--- START OF GIVEN ENTRIES ---

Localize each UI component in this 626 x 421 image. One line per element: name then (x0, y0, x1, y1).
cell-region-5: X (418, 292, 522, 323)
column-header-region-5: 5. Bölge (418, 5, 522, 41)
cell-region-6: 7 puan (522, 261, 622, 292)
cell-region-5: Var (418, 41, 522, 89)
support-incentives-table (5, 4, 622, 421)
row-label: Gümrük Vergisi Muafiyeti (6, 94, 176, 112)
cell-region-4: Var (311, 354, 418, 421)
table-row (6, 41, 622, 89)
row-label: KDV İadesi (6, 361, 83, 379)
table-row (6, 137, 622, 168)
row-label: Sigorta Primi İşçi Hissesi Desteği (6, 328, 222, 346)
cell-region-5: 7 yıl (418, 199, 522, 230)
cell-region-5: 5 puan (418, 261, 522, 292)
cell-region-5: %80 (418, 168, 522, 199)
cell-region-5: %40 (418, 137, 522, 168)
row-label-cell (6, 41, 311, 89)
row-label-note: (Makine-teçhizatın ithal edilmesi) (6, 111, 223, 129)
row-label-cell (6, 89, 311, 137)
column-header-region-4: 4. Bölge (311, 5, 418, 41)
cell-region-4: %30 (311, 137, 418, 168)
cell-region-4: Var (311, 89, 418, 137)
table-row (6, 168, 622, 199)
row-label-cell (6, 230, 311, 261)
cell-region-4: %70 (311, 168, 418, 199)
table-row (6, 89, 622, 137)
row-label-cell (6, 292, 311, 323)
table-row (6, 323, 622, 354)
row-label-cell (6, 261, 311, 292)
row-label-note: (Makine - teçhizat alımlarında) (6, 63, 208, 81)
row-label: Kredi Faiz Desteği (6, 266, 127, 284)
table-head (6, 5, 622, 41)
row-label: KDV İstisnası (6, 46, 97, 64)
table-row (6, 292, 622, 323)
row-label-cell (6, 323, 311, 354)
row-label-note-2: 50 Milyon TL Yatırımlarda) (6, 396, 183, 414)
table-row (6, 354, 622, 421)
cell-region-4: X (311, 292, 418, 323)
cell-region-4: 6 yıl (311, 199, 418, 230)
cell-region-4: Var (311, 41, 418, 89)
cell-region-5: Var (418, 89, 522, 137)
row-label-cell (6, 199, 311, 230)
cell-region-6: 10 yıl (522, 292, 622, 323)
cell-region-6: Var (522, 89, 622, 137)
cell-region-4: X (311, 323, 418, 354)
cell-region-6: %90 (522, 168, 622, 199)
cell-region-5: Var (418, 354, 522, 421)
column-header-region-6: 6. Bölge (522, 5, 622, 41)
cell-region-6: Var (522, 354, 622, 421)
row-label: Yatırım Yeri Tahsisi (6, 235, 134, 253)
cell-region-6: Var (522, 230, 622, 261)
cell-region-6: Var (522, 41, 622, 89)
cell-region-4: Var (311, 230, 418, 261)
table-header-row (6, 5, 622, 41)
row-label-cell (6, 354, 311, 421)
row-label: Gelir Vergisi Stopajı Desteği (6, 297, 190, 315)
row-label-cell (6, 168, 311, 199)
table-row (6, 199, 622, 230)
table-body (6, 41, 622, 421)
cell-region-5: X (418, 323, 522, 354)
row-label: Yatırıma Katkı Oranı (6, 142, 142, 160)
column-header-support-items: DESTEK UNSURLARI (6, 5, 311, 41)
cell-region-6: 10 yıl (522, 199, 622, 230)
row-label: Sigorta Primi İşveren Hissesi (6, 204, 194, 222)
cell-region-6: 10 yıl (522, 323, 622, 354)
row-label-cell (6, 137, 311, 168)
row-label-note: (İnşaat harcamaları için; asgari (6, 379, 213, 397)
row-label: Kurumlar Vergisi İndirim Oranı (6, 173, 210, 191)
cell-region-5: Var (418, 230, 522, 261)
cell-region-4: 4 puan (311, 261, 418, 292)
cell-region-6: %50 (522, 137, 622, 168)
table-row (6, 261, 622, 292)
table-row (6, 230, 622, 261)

--- END OF GIVEN ENTRIES ---

■ **REQUIREMENTS**: Please return the items verbatim, from the first line through the line containing "cell-region-4: %30 (311, 137, 418, 168)".

■ **FINISHED EXERCISE**:
Localize each UI component in this 626 x 421 image. One line per element: name then (x0, y0, x1, y1).
cell-region-5: X (418, 292, 522, 323)
column-header-region-5: 5. Bölge (418, 5, 522, 41)
cell-region-6: 7 puan (522, 261, 622, 292)
cell-region-5: Var (418, 41, 522, 89)
support-incentives-table (5, 4, 622, 421)
row-label: Gümrük Vergisi Muafiyeti (6, 94, 176, 112)
cell-region-4: Var (311, 354, 418, 421)
table-row (6, 41, 622, 89)
row-label: KDV İadesi (6, 361, 83, 379)
table-row (6, 137, 622, 168)
row-label: Sigorta Primi İşçi Hissesi Desteği (6, 328, 222, 346)
cell-region-5: 7 yıl (418, 199, 522, 230)
cell-region-5: 5 puan (418, 261, 522, 292)
cell-region-5: %80 (418, 168, 522, 199)
cell-region-5: %40 (418, 137, 522, 168)
row-label-cell (6, 41, 311, 89)
row-label-note: (Makine-teçhizatın ithal edilmesi) (6, 111, 223, 129)
row-label-cell (6, 89, 311, 137)
column-header-region-4: 4. Bölge (311, 5, 418, 41)
cell-region-4: %30 (311, 137, 418, 168)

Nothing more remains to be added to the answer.